## DATA SHOWN

════════════════

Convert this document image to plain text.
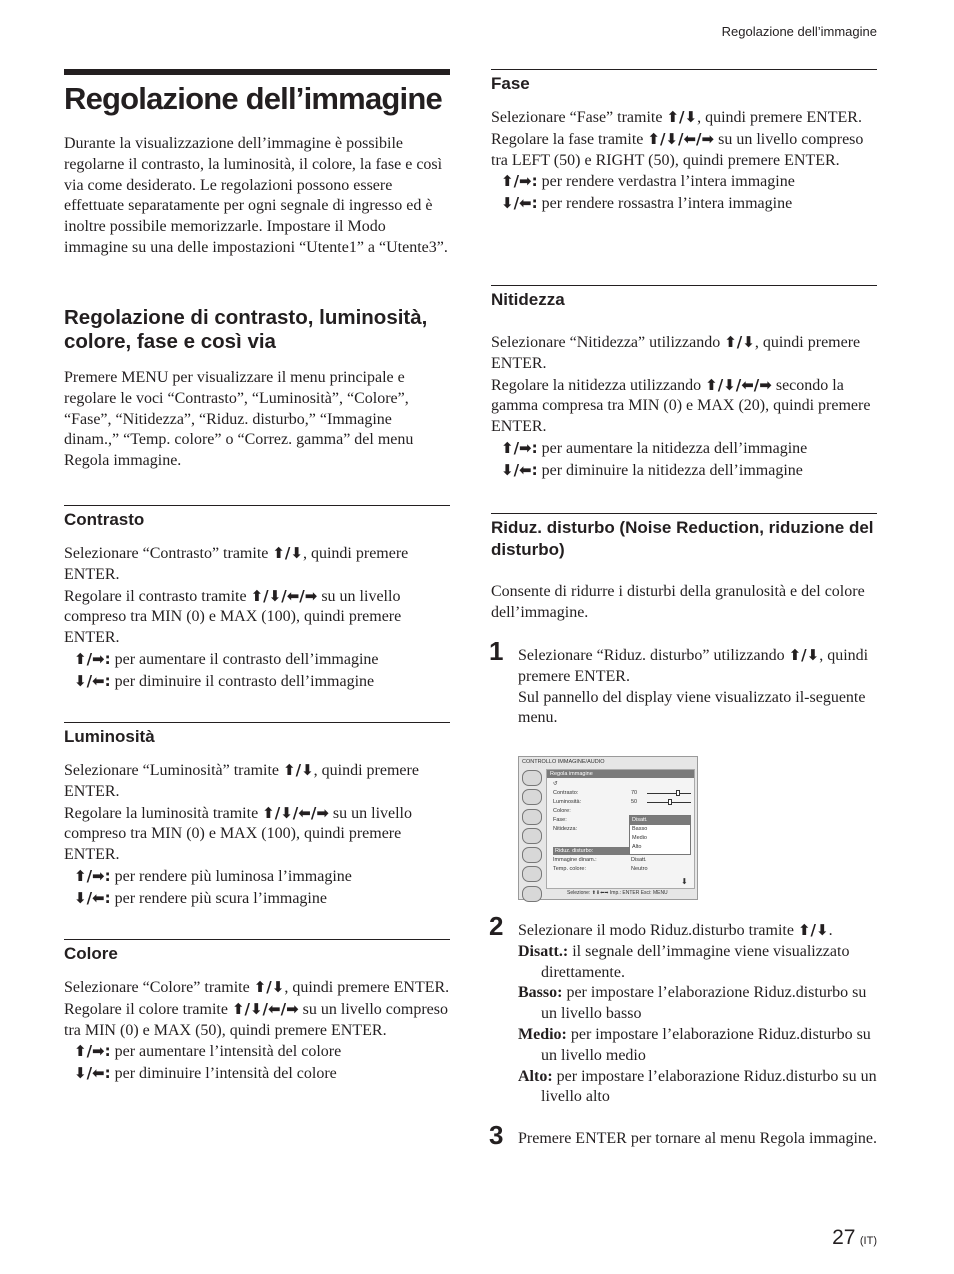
Regolazione dell’immagine
Regolazione dell’immagine

Durante la visualizzazione dell’immagine è possibile regolarne il contrasto, la luminosità, il colore, la fase e così via come desiderato. Le regolazioni possono essere effettuate separatamente per ogni segnale di ingresso ed è inoltre possibile memorizzarle. Impostare il Modo immagine su una delle impostazioni “Utente1” a “Utente3”.

Regolazione di contrasto, luminosità, colore, fase e così via

Premere MENU per visualizzare il menu principale e regolare le voci “Contrasto”, “Luminosità”, “Colore”, “Fase”, “Nitidezza”, “Riduz. disturbo,” “Immagine dinam.,” “Temp. colore” o “Correz. gamma” del menu Regola immagine.

Contrasto

Selezionare “Contrasto” tramite ⬆/⬇, quindi premere ENTER.
Regolare il contrasto tramite ⬆/⬇/⬅/➡ su un livello compreso tra MIN (0) e MAX (100), quindi premere ENTER.

⬆/➡: per aumentare il contrasto dell’immagine

⬇/⬅: per diminuire il contrasto dell’immagine

Luminosità

Selezionare “Luminosità” tramite ⬆/⬇, quindi premere ENTER.
Regolare la luminosità tramite ⬆/⬇/⬅/➡ su un livello compreso tra MIN (0) e MAX (100), quindi premere ENTER.

⬆/➡: per rendere più luminosa l’immagine

⬇/⬅: per rendere più scura l’immagine

Colore

Selezionare “Colore” tramite ⬆/⬇, quindi premere ENTER.
Regolare il colore tramite ⬆/⬇/⬅/➡ su un livello compreso tra MIN (0) e MAX (50), quindi premere ENTER.

⬆/➡: per aumentare l’intensità del colore

⬇/⬅: per diminuire l’intensità del colore

Fase

Selezionare “Fase” tramite ⬆/⬇, quindi premere ENTER.
Regolare la fase tramite ⬆/⬇/⬅/➡ su un livello compreso tra LEFT (50) e RIGHT (50), quindi premere ENTER.

⬆/➡: per rendere verdastra l’intera immagine

⬇/⬅: per rendere rossastra l’intera immagine

Nitidezza

Selezionare “Nitidezza” utilizzando ⬆/⬇, quindi premere ENTER.
Regolare la nitidezza utilizzando ⬆/⬇/⬅/➡ secondo la gamma compresa tra MIN (0) e MAX (20), quindi premere ENTER.

⬆/➡: per aumentare la nitidezza dell’immagine

⬇/⬅: per diminuire la nitidezza dell’immagine

Riduz. disturbo (Noise Reduction, riduzione del disturbo)

Consente di ridurre i disturbi della granulosità e del colore dell’immagine.

1 Selezionare “Riduz. disturbo” utilizzando ⬆/⬇, quindi premere ENTER.

Sul pannello del display viene visualizzato il-seguente menu.

CONTROLLO IMMAGINE/AUDIO
Regola immagine
↺
Contrasto:	70
Luminosità:	50
Colore:
Fase:
Nitidezza:
Riduz. disturbo:
Immagine dinam.:	Disatt.
Temp. colore:	Neutro
Disatt.
Basso
Medio
Alto
⬇
Selezione: ⬆⬇⬅➡ Imp.: ENTER Esci: MENU
2 Selezionare il modo Riduz.disturbo tramite ⬆/⬇.

Disatt.: il segnale dell’immagine viene visualizzato direttamente.

Basso: per impostare l’elaborazione Riduz.disturbo su un livello basso

Medio: per impostare l’elaborazione Riduz.disturbo su un livello medio

Alto: per impostare l’elaborazione Riduz.disturbo su un livello alto

3 Premere ENTER per tornare al menu Regola immagine.

27 (IT)
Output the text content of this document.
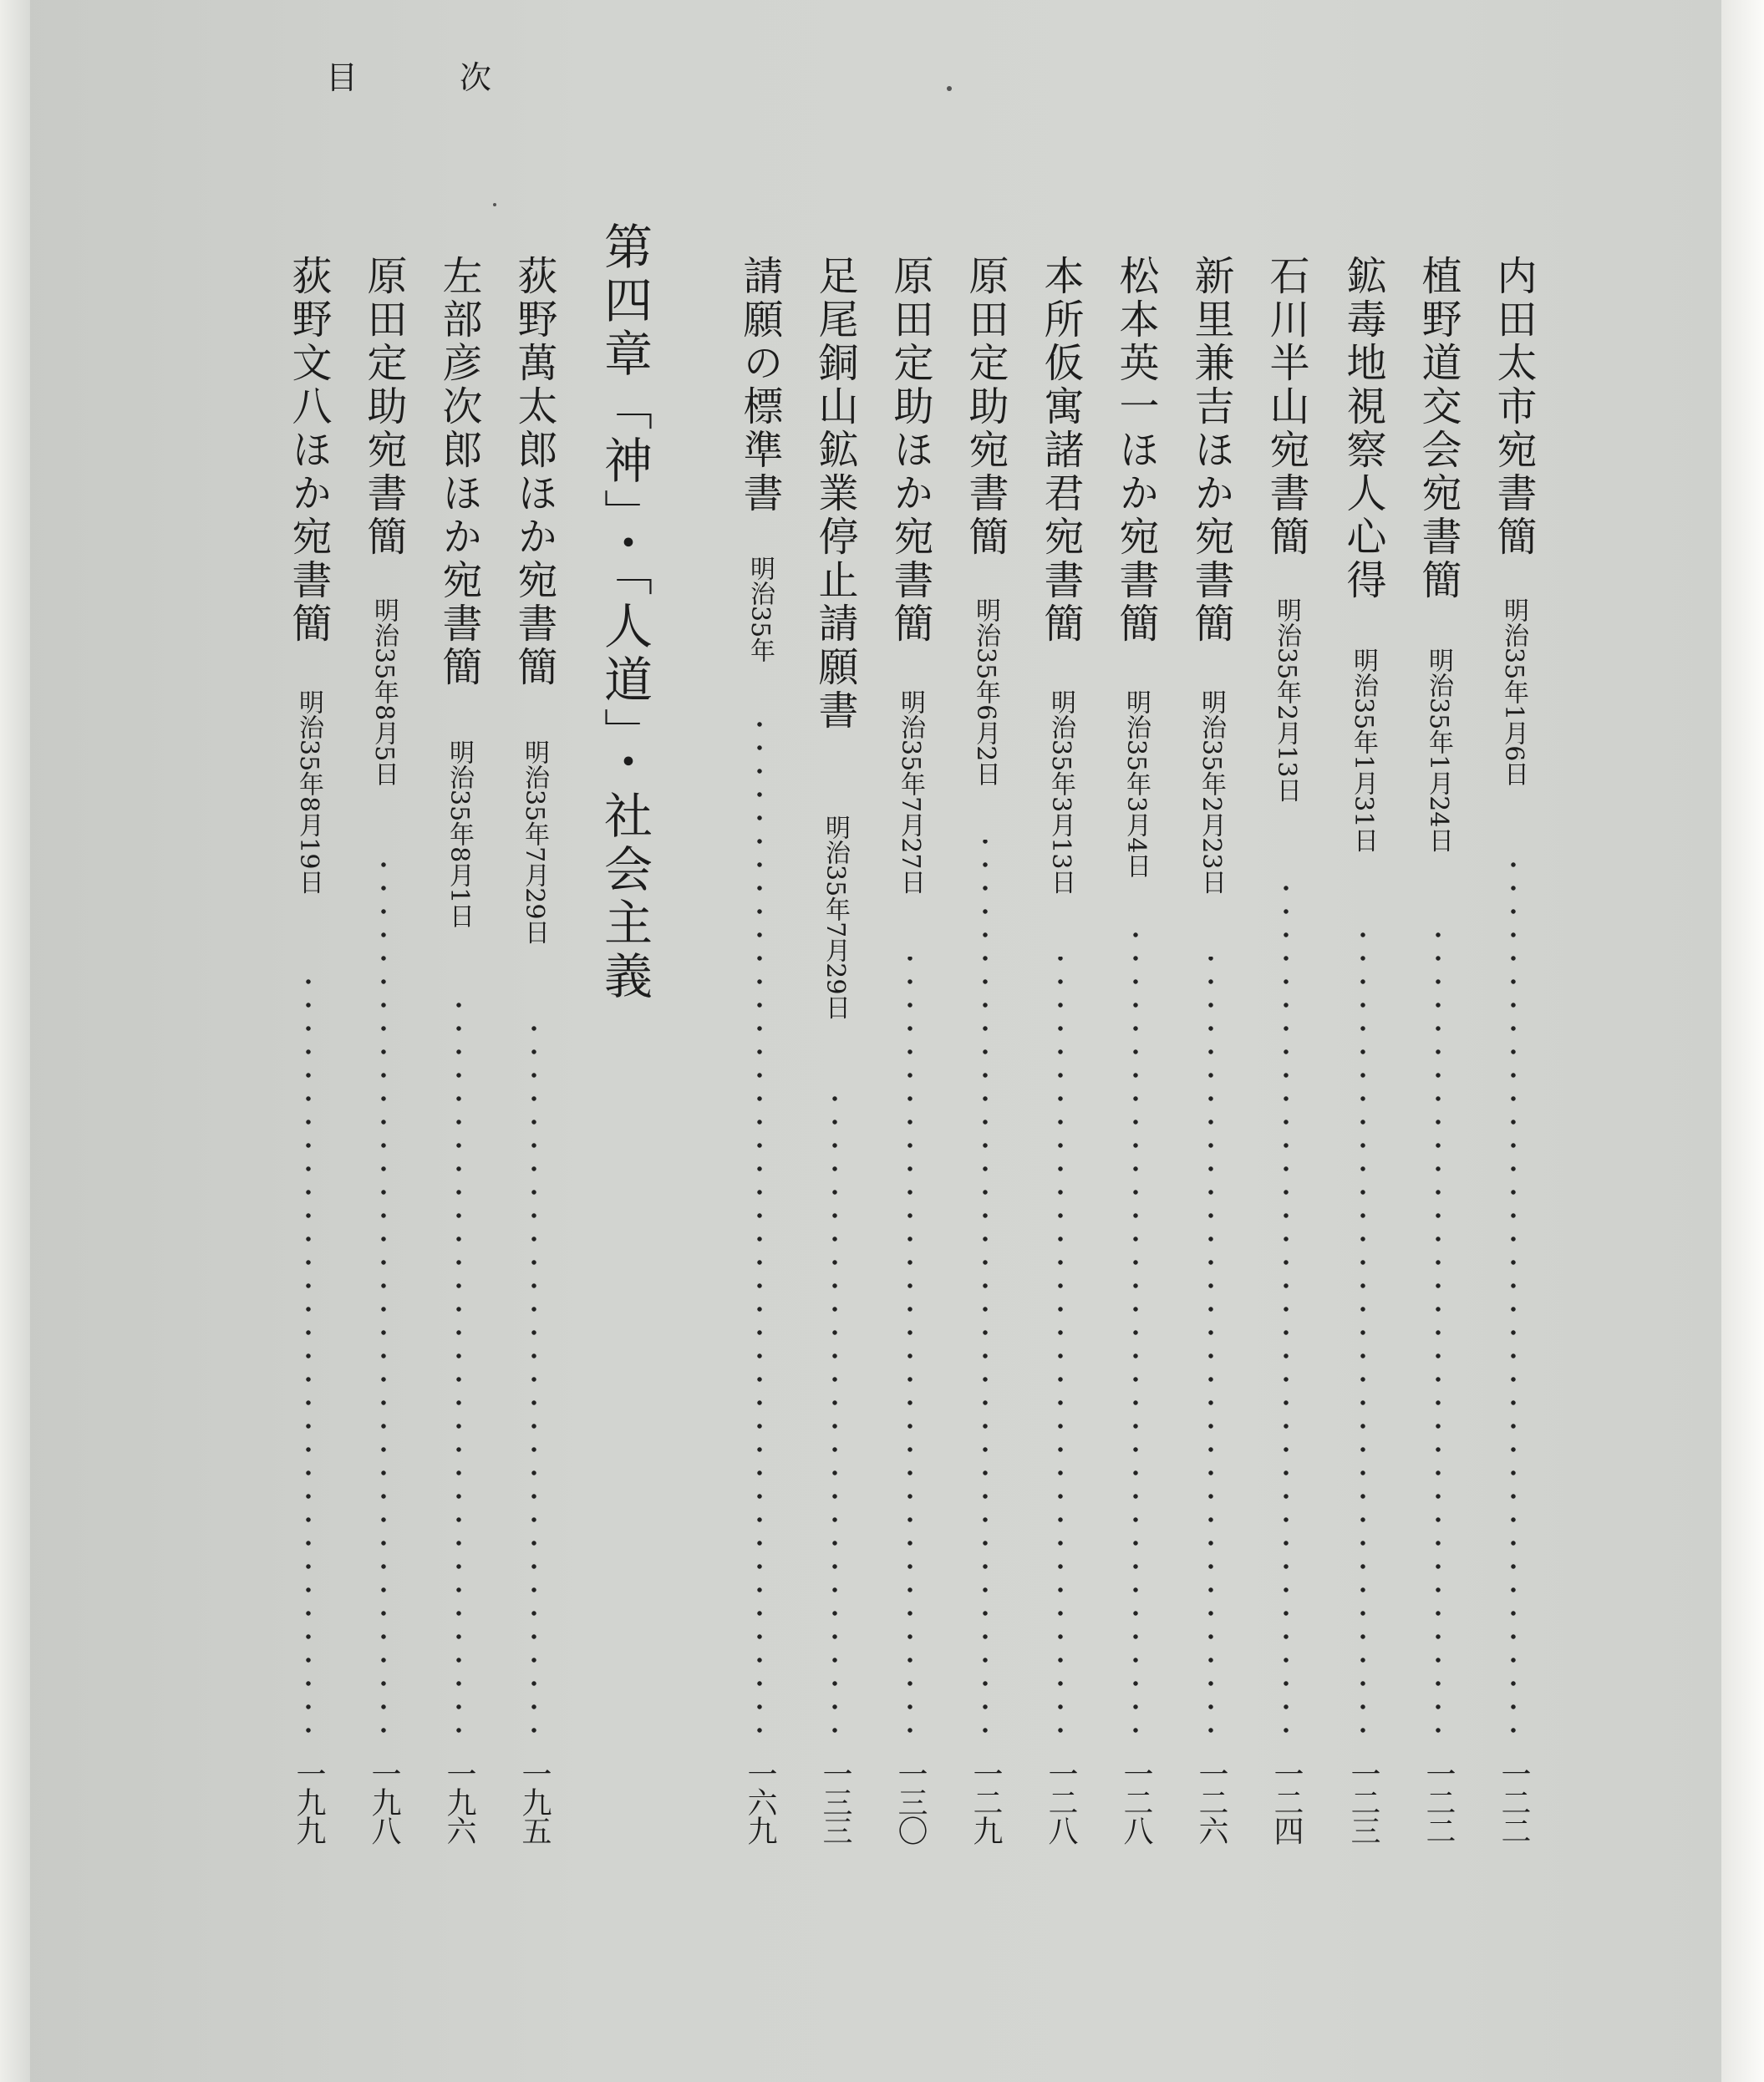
目	次
内田太市宛書簡
明治35年1月6日
一二二
植野道交会宛書簡
明治35年1月24日
一二二
鉱毒地視察人心得
明治35年1月31日
一二三
石川半山宛書簡
明治35年2月13日
一二四
新里兼吉ほか宛書簡
明治35年2月23日
一二六
松本英一ほか宛書簡
明治35年3月4日
一二八
本所仮寓諸君宛書簡
明治35年3月13日
一二八
原田定助宛書簡
明治35年6月2日
一二九
原田定助ほか宛書簡
明治35年7月27日
一三〇
足尾銅山鉱業停止請願書
明治35年7月29日
一三三
請願の標準書
明治35年
一六九
第四章「神」・「人道」・社会主義
荻野萬太郎ほか宛書簡
明治35年7月29日
一九五
左部彦次郎ほか宛書簡
明治35年8月1日
一九六
原田定助宛書簡
明治35年8月5日
一九八
荻野文八ほか宛書簡
明治35年8月19日
一九九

════════════════

Repeat each entry above word for word, leaving every picture out.

Convert this document image to plain text.
Regolazione dell’immagine
Regolazione dell’immagine

Durante la visualizzazione dell’immagine è possibile regolarne il contrasto, la luminosità, il colore, la fase e così via come desiderato. Le regolazioni possono essere effettuate separatamente per ogni segnale di ingresso ed è inoltre possibile memorizzarle. Impostare il Modo immagine su una delle impostazioni “Utente1” a “Utente3”.

Regolazione di contrasto, luminosità, colore, fase e così via

Premere MENU per visualizzare il menu principale e regolare le voci “Contrasto”, “Luminosità”, “Colore”, “Fase”, “Nitidezza”, “Riduz. disturbo,” “Immagine dinam.,” “Temp. colore” o “Correz. gamma” del menu Regola immagine.

Contrasto

Selezionare “Contrasto” tramite ⬆/⬇, quindi premere ENTER.
Regolare il contrasto tramite ⬆/⬇/⬅/➡ su un livello compreso tra MIN (0) e MAX (100), quindi premere ENTER.

⬆/➡: per aumentare il contrasto dell’immagine

⬇/⬅: per diminuire il contrasto dell’immagine

Luminosità

Selezionare “Luminosità” tramite ⬆/⬇, quindi premere ENTER.
Regolare la luminosità tramite ⬆/⬇/⬅/➡ su un livello compreso tra MIN (0) e MAX (100), quindi premere ENTER.

⬆/➡: per rendere più luminosa l’immagine

⬇/⬅: per rendere più scura l’immagine

Colore

Selezionare “Colore” tramite ⬆/⬇, quindi premere ENTER.
Regolare il colore tramite ⬆/⬇/⬅/➡ su un livello compreso tra MIN (0) e MAX (50), quindi premere ENTER.

⬆/➡: per aumentare l’intensità del colore

⬇/⬅: per diminuire l’intensità del colore

Fase

Selezionare “Fase” tramite ⬆/⬇, quindi premere ENTER.
Regolare la fase tramite ⬆/⬇/⬅/➡ su un livello compreso tra LEFT (50) e RIGHT (50), quindi premere ENTER.

⬆/➡: per rendere verdastra l’intera immagine

⬇/⬅: per rendere rossastra l’intera immagine

Nitidezza

Selezionare “Nitidezza” utilizzando ⬆/⬇, quindi premere ENTER.
Regolare la nitidezza utilizzando ⬆/⬇/⬅/➡ secondo la gamma compresa tra MIN (0) e MAX (20), quindi premere ENTER.

⬆/➡: per aumentare la nitidezza dell’immagine

⬇/⬅: per diminuire la nitidezza dell’immagine

Riduz. disturbo (Noise Reduction, riduzione del disturbo)

Consente di ridurre i disturbi della granulosità e del colore dell’immagine.

1 Selezionare “Riduz. disturbo” utilizzando ⬆/⬇, quindi premere ENTER.

Sul pannello del display viene visualizzato il-seguente menu.

CONTROLLO IMMAGINE/AUDIO
Regola immagine
↺
Contrasto:	70
Luminosità:	50
Colore:
Fase:
Nitidezza:
Riduz. disturbo:
Immagine dinam.:	Disatt.
Temp. colore:	Neutro
Disatt.
Basso
Medio
Alto
⬇
Selezione: ⬆⬇⬅➡ Imp.: ENTER Esci: MENU
2 Selezionare il modo Riduz.disturbo tramite ⬆/⬇.

Disatt.: il segnale dell’immagine viene visualizzato direttamente.

Basso: per impostare l’elaborazione Riduz.disturbo su un livello basso

Medio: per impostare l’elaborazione Riduz.disturbo su un livello medio

Alto: per impostare l’elaborazione Riduz.disturbo su un livello alto

3 Premere ENTER per tornare al menu Regola immagine.

27 (IT)
Output the text content of this document.
目	次
内田太市宛書簡
明治35年1月6日
一二二
植野道交会宛書簡
明治35年1月24日
一二二
鉱毒地視察人心得
明治35年1月31日
一二三
石川半山宛書簡
明治35年2月13日
一二四
新里兼吉ほか宛書簡
明治35年2月23日
一二六
松本英一ほか宛書簡
明治35年3月4日
一二八
本所仮寓諸君宛書簡
明治35年3月13日
一二八
原田定助宛書簡
明治35年6月2日
一二九
原田定助ほか宛書簡
明治35年7月27日
一三〇
足尾銅山鉱業停止請願書
明治35年7月29日
一三三
請願の標準書
明治35年
一六九
第四章「神」・「人道」・社会主義
荻野萬太郎ほか宛書簡
明治35年7月29日
一九五
左部彦次郎ほか宛書簡
明治35年8月1日
一九六
原田定助宛書簡
明治35年8月5日
一九八
荻野文八ほか宛書簡
明治35年8月19日
一九九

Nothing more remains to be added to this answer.